-- start SOURCE DATA --

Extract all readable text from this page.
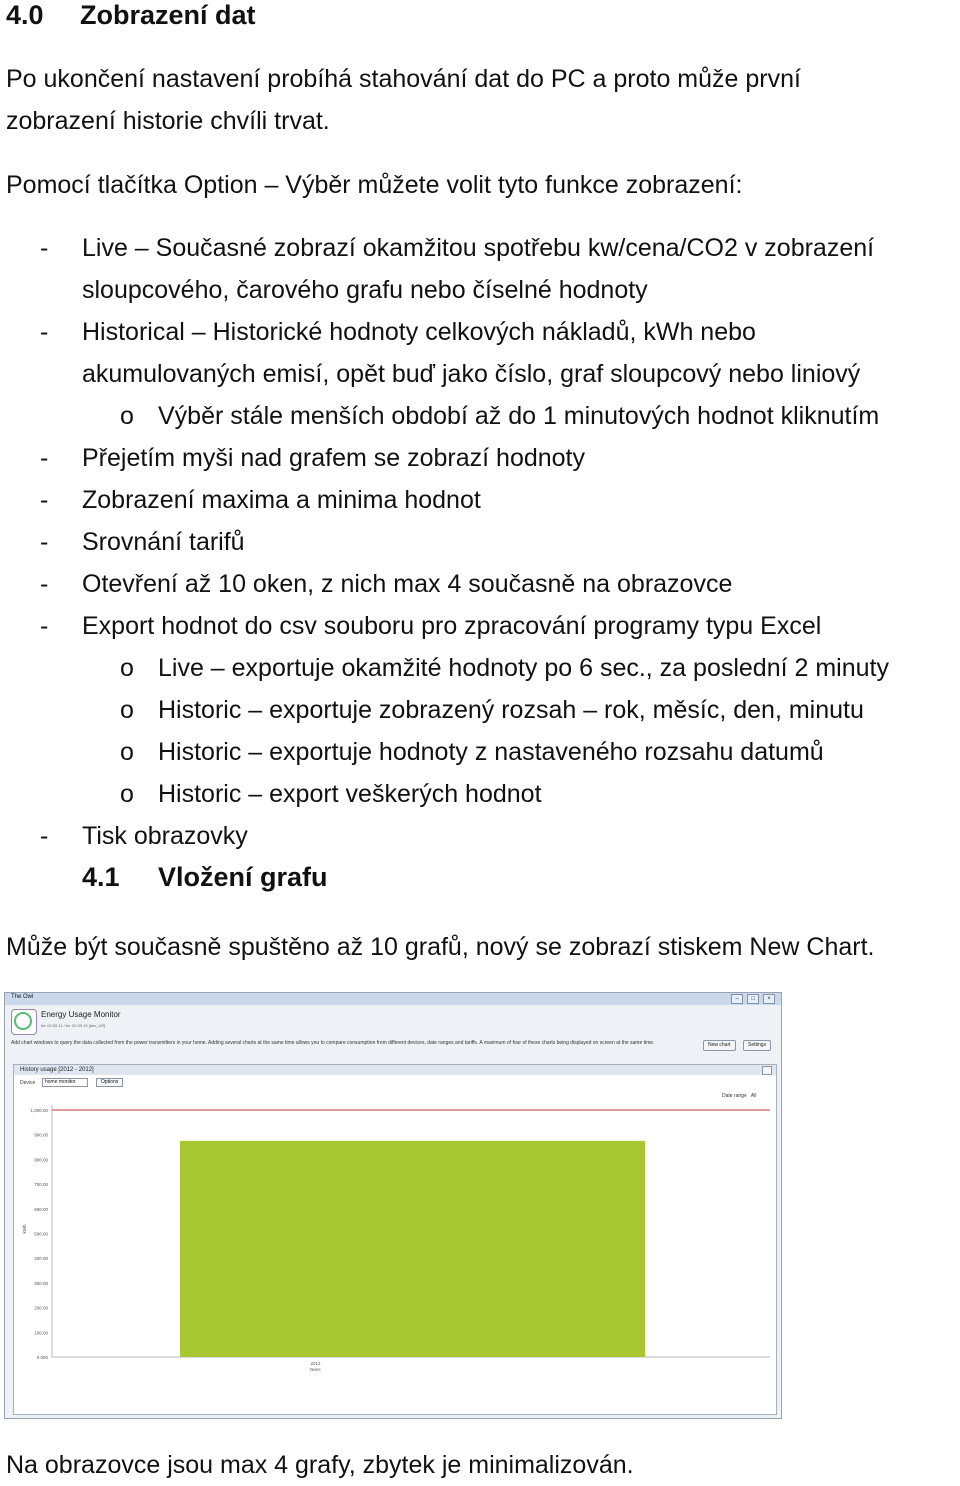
4.0 Zobrazení dat

Po ukončení nastavení probíhá stahování dat do PC a proto může první

zobrazení historie chvíli trvat.

Pomocí tlačítka Option – Výběr můžete volit tyto funkce zobrazení:

- Live – Současné zobrazí okamžitou spotřebu kw/cena/CO2 v zobrazení
sloupcového, čarového grafu nebo číselné hodnoty
- Historical – Historické hodnoty celkových nákladů, kWh nebo
akumulovaných emisí, opět buď jako číslo, graf sloupcový nebo liniový
o Výběr stále menších období až do 1 minutových hodnot kliknutím
- Přejetím myši nad grafem se zobrazí hodnoty
- Zobrazení maxima a minima hodnot
- Srovnání tarifů
- Otevření až 10 oken, z nich max 4 současně na obrazovce
- Export hodnot do csv souboru pro zpracování programy typu Excel
o Live – exportuje okamžité hodnoty po 6 sec., za poslední 2 minuty
o Historic – exportuje zobrazený rozsah – rok, měsíc, den, minutu
o Historic – exportuje hodnoty z nastaveného rozsahu datumů
o Historic – export veškerých hodnot
- Tisk obrazovky
4.1 Vložení grafu

Může být současně spuštěno až 10 grafů, nový se zobrazí stiskem New Chart.

The Owl	–	□	×
Energy Usage Monitor
fw: 02.09.11 / fw: 02.09.19 [dev_US]
Add chart windows to query the data collected from the power transmitters in your home. Adding several charts at the same time allows you to compare consumption from different devices, date ranges and tariffs. A maximum of four of these charts being displayed on screen at the same time.	New chart	Settings
History usage [2012 - 2012]
Device	home monitor	Options
Date range All
1,000.00
900.00
800.00
700.00
600.00
500.00
400.00
300.00
200.00
100.00
0.000
kWh
2012
Years

Na obrazovce jsou max 4 grafy, zbytek je minimalizován.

-- end SOURCE DATA --

◆ WHAT TO WORK ON: Take the records above and transcribe them exactly, dropping every picture.

◆ WORKED SOLUTION:
Extract all readable text from this page.
4.0 Zobrazení dat

Po ukončení nastavení probíhá stahování dat do PC a proto může první

zobrazení historie chvíli trvat.

Pomocí tlačítka Option – Výběr můžete volit tyto funkce zobrazení:

- Live – Současné zobrazí okamžitou spotřebu kw/cena/CO2 v zobrazení
sloupcového, čarového grafu nebo číselné hodnoty
- Historical – Historické hodnoty celkových nákladů, kWh nebo
akumulovaných emisí, opět buď jako číslo, graf sloupcový nebo liniový
o Výběr stále menších období až do 1 minutových hodnot kliknutím
- Přejetím myši nad grafem se zobrazí hodnoty
- Zobrazení maxima a minima hodnot
- Srovnání tarifů
- Otevření až 10 oken, z nich max 4 současně na obrazovce
- Export hodnot do csv souboru pro zpracování programy typu Excel
o Live – exportuje okamžité hodnoty po 6 sec., za poslední 2 minuty
o Historic – exportuje zobrazený rozsah – rok, měsíc, den, minutu
o Historic – exportuje hodnoty z nastaveného rozsahu datumů
o Historic – export veškerých hodnot
- Tisk obrazovky
4.1 Vložení grafu

Může být současně spuštěno až 10 grafů, nový se zobrazí stiskem New Chart.

The Owl	–	□	×
Energy Usage Monitor
fw: 02.09.11 / fw: 02.09.19 [dev_US]
Add chart windows to query the data collected from the power transmitters in your home. Adding several charts at the same time allows you to compare consumption from different devices, date ranges and tariffs. A maximum of four of these charts being displayed on screen at the same time.	New chart	Settings
History usage [2012 - 2012]
Device	home monitor	Options
Date range All
1,000.00
900.00
800.00
700.00
600.00
500.00
400.00
300.00
200.00
100.00
0.000
kWh
2012
Years

Na obrazovce jsou max 4 grafy, zbytek je minimalizován.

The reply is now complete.